TEKSTFRAGMENT =>
Vóór de commercialisering van haar producten, voert de Groep de nodige tests uit om het niveau van technische goedkeuring te bereiken. Om de best mogelijke kwaliteitsstandaarden tijdens de productie te garanderen, heeft de Vennootschap in-house eigen test- en kalibratie systemen ontwikkeld. Deze systemen worden gebruikt bij de productie van de meeste producten van de Vennootschap. De in-house ontwikkelde systemen laten de Vennootschap toe om de kwalitatieve parameters die worden gebruikt tijdens het productieproces, welke plaatsvindt in de fabriek van de onderaannemers van de Vennootschap, te controleren. De testresultaten worden automatisch opgeladen in een database van de Vennootschap, welke haar toelaat om de productie geschiedenis van deze producten te controleren en na te kijken. Bovendien heeft de Groep een specifiek verzekeringscontract afgesloten, welke alle externe kosten als gevolg van een mogelijke terugroep (recall) risico dekt.
De Groep heeft haar inkoopproces gewijzigd dat wordt verwerkt door de derde partij producenten en dit onder toezicht van de Groep.
De Groep heeft haar strategische pijlers geïdentificeerd. Om de veranderende marktomstandigheden het hoofd te bieden hebben de Raad van Bestuur en het Management een aantal strategische vergaderingen met als doel de verdere strategie van de Groep te bepalen. De levenscyclus van de producten wordt nauwlettend opgevolgd.
Om de continuïteit van het ERP-systeem (SAP) te garanderen, worden op een regelmatige basis back-ups gemaakt en wordt het onderhoud uitgevoerd door een ervaren derde partij.
Tijdens 2009 en 2010 werden de huidige SAP veilighiedsinstellingen en toegangsrechten nagekeken tijdens een 'SAP security project' waarbij nieuwe rollen werden vastgelegd. De drijvende factoren van dit project waren gebaseerd op de controle van de integriteit (scheiding van taken) en de volledigheid van cijfers/data.
Een belangrijk element om de activiteiten te controleren is de jaarlijkse budget oefening waarbij strategie, risico's, business plannen en beoogde resultaten worden getest. De prestaties ten opzichte van de doelen worden maandelijks opgevolgd door het Finance team en worden besproken tijdens vergaderingen van het Management.

GEGEVEN OPDRACHT 1 => Kun je het tekstfragment in twee zinnen samenvatten?
GEGEVEN OPDRACHT 2 => Welke bestuursorganen en teams binnen de Groep noemt het tekstfragment?

Gegevensinvoer =>
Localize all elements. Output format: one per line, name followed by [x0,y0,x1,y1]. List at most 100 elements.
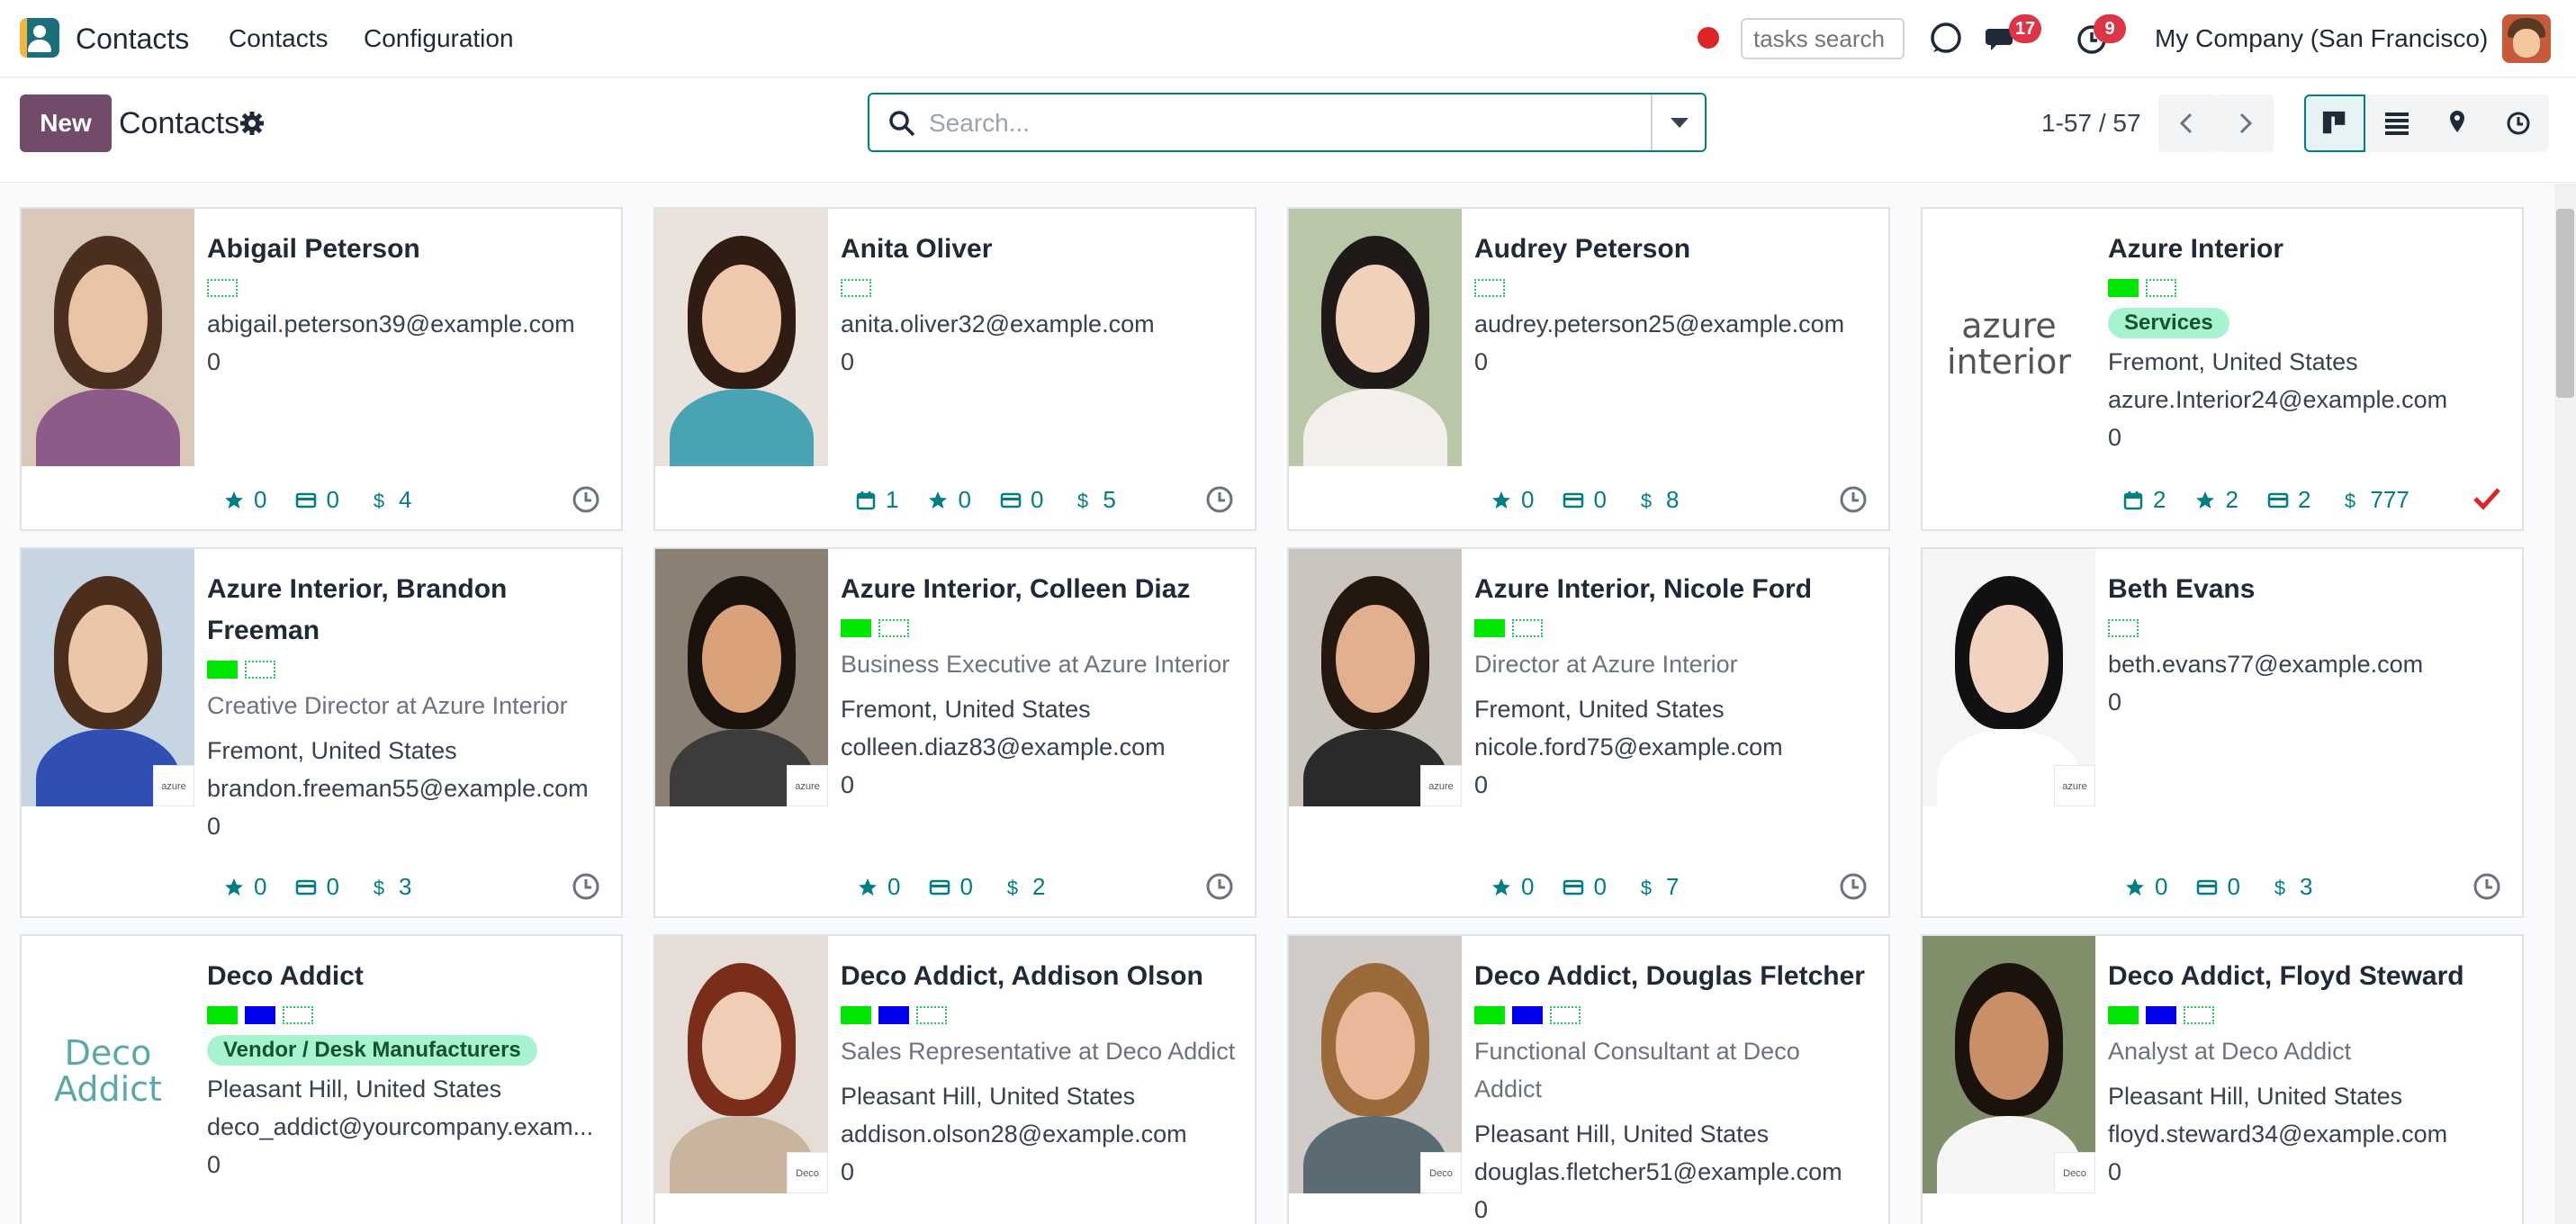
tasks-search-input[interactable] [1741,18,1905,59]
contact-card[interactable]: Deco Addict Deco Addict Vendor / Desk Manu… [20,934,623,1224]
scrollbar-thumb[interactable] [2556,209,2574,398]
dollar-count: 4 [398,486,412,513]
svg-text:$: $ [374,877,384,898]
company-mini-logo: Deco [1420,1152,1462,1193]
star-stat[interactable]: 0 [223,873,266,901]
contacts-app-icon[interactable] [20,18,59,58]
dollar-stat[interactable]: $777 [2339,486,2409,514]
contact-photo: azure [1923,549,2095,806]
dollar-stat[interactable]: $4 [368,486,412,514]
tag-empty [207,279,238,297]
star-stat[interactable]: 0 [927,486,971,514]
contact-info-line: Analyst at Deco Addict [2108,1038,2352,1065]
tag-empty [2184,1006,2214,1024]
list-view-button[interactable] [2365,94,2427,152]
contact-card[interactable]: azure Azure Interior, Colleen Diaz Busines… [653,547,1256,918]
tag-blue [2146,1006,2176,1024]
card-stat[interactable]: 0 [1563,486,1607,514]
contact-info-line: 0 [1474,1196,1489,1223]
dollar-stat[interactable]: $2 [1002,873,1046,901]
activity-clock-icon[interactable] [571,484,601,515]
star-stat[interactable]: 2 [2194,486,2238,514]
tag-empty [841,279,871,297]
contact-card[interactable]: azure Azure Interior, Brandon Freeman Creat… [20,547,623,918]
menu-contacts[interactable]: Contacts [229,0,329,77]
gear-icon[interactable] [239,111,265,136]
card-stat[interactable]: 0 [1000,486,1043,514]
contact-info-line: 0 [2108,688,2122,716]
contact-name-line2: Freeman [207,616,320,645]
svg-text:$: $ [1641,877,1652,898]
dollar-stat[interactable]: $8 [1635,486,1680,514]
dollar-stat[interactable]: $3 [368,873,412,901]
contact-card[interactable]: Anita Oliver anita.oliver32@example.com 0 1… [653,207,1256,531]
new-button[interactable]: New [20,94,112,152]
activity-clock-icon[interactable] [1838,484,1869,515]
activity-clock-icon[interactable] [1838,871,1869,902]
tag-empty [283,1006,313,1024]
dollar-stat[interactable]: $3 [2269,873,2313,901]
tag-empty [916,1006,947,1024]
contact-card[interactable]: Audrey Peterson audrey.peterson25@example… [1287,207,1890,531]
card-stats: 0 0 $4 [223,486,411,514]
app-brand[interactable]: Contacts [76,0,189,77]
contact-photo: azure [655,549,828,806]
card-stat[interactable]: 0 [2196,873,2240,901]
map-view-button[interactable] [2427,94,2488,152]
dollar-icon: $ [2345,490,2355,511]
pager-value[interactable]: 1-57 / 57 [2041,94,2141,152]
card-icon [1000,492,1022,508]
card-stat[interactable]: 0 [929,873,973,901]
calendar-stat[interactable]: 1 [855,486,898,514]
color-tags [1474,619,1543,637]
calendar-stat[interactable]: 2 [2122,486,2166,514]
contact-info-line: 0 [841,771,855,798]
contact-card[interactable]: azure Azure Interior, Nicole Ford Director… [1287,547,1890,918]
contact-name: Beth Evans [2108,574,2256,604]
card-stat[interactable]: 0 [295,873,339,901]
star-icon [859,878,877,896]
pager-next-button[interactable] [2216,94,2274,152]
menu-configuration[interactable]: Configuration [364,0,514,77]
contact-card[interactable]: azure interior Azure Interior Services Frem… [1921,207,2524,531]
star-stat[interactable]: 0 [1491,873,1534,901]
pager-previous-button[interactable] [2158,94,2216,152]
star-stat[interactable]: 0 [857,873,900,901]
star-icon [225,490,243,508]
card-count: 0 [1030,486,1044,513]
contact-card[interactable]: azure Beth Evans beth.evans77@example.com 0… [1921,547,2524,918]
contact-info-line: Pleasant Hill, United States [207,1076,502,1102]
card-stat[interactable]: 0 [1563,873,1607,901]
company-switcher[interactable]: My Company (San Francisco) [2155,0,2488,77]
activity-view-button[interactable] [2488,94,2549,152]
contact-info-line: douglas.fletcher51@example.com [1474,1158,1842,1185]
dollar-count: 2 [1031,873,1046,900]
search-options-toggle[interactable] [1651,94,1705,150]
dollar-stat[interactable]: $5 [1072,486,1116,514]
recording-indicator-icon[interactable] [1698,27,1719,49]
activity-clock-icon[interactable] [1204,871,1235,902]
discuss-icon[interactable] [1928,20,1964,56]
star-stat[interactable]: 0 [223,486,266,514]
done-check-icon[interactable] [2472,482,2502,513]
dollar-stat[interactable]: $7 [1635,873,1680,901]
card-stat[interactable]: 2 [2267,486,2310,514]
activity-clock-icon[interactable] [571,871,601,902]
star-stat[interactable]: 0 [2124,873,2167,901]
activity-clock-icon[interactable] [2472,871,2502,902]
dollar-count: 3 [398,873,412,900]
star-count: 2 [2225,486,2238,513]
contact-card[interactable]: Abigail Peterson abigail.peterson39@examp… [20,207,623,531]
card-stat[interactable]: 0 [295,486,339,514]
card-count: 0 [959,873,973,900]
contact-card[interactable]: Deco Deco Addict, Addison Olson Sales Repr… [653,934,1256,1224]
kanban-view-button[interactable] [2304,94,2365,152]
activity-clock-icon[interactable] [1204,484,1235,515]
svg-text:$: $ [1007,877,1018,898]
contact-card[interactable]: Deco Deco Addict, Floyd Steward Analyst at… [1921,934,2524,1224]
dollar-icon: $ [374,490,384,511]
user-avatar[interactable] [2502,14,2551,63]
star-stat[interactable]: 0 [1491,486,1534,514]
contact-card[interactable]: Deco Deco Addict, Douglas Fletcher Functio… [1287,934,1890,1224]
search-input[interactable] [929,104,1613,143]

==

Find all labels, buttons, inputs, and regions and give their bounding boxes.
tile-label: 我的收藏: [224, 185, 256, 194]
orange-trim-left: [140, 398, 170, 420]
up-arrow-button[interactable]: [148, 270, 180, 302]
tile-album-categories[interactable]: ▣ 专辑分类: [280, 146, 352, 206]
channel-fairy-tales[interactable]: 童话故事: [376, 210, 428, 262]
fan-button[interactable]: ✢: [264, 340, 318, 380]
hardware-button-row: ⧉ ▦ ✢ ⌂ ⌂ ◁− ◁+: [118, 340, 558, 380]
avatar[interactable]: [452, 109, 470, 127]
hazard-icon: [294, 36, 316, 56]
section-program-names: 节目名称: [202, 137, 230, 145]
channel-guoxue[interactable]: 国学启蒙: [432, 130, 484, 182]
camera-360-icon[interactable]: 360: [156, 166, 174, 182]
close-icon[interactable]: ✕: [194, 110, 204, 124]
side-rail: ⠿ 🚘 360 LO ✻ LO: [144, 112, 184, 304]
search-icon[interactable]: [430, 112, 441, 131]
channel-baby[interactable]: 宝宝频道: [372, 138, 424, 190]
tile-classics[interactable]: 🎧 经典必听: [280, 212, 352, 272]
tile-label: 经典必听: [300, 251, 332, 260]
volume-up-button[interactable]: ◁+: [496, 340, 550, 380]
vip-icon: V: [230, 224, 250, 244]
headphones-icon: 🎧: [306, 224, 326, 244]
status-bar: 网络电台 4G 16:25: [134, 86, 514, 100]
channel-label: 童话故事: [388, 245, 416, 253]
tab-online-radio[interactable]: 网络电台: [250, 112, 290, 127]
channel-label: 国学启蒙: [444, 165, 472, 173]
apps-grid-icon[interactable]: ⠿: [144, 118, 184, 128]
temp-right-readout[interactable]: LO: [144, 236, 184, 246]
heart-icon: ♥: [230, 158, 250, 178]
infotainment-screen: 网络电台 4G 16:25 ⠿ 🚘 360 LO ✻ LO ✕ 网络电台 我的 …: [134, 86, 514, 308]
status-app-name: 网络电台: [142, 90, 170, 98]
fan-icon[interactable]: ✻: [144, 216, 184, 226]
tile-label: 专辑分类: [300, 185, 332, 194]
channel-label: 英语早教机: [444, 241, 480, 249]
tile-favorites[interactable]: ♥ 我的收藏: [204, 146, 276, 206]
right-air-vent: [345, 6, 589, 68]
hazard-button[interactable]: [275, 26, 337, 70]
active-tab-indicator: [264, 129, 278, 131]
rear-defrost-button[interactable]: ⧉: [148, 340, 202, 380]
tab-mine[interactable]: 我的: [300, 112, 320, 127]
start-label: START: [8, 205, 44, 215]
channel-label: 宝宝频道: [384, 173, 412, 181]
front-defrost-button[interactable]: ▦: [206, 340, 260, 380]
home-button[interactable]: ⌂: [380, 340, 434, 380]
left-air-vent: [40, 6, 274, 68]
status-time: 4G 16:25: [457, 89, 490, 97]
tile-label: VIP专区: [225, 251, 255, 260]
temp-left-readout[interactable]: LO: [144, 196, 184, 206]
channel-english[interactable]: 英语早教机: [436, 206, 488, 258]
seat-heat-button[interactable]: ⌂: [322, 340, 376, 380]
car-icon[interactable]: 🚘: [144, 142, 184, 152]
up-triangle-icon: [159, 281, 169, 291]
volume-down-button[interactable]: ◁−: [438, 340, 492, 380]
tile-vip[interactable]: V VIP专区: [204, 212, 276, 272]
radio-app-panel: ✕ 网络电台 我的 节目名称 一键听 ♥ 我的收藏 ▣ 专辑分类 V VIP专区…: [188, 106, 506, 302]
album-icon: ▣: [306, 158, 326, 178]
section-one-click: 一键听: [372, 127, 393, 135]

==

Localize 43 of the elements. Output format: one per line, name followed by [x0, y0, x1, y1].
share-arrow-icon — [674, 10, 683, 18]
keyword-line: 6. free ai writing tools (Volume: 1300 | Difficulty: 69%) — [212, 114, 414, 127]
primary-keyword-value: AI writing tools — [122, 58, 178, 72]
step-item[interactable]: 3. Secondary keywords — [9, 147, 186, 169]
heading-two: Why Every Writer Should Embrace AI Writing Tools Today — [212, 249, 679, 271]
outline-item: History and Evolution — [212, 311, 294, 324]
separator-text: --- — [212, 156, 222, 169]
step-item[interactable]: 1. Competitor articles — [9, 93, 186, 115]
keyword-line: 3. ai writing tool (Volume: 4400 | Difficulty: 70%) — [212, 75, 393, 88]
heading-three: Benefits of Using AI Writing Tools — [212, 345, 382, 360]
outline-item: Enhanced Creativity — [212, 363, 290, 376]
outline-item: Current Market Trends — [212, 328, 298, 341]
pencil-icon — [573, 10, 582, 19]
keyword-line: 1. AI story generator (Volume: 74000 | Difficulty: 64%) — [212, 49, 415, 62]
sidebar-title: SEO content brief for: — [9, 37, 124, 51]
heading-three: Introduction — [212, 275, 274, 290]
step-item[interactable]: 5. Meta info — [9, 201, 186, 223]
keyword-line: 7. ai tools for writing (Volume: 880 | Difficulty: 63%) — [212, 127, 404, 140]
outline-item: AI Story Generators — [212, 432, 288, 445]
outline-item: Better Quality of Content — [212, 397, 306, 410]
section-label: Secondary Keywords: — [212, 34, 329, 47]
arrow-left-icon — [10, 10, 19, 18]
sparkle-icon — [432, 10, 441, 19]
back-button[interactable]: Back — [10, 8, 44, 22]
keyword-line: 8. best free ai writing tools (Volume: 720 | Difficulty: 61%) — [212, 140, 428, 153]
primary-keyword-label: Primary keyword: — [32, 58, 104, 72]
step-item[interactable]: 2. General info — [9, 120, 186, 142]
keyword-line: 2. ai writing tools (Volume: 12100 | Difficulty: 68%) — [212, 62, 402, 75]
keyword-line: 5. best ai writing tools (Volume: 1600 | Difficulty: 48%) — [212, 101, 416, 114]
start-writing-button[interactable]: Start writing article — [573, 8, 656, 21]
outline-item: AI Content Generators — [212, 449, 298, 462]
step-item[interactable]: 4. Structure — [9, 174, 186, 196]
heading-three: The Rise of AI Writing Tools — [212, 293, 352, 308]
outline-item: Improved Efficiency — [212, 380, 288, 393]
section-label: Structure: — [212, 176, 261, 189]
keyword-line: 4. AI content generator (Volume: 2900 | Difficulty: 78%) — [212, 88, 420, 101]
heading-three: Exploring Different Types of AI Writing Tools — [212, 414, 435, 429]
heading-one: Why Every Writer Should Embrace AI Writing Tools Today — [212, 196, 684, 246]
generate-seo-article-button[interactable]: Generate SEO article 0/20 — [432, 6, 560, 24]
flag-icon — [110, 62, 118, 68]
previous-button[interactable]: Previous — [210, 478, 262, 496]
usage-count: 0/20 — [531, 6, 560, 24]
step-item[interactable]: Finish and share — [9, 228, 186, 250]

DEFINITIEF ANTWOORD 1 => De Groep test haar producten vóór de commercialisering met zelf ontwikkelde test- en kalibratiesystemen, waarvan de resultaten automatisch in een database worden opgeladen, en heeft een verzekering afgesloten die de externe kosten van een mogelijke terugroeping dekt. Daarnaast waarborgt zij de continuïteit van haar SAP-systeem met regelmatige back-ups en extern onderhoud, liet zij in 2009 en 2010 de beveiligingsinstellingen en toegangsrechten nakijken, en volgt zij haar activiteiten op via een jaarlijkse budgetoefening en een maandelijkse opvolging van de prestaties door het Finance team.

DEFINITIEF ANTWOORD 2 =>
- Raad van Bestuur
- Management
- Finance team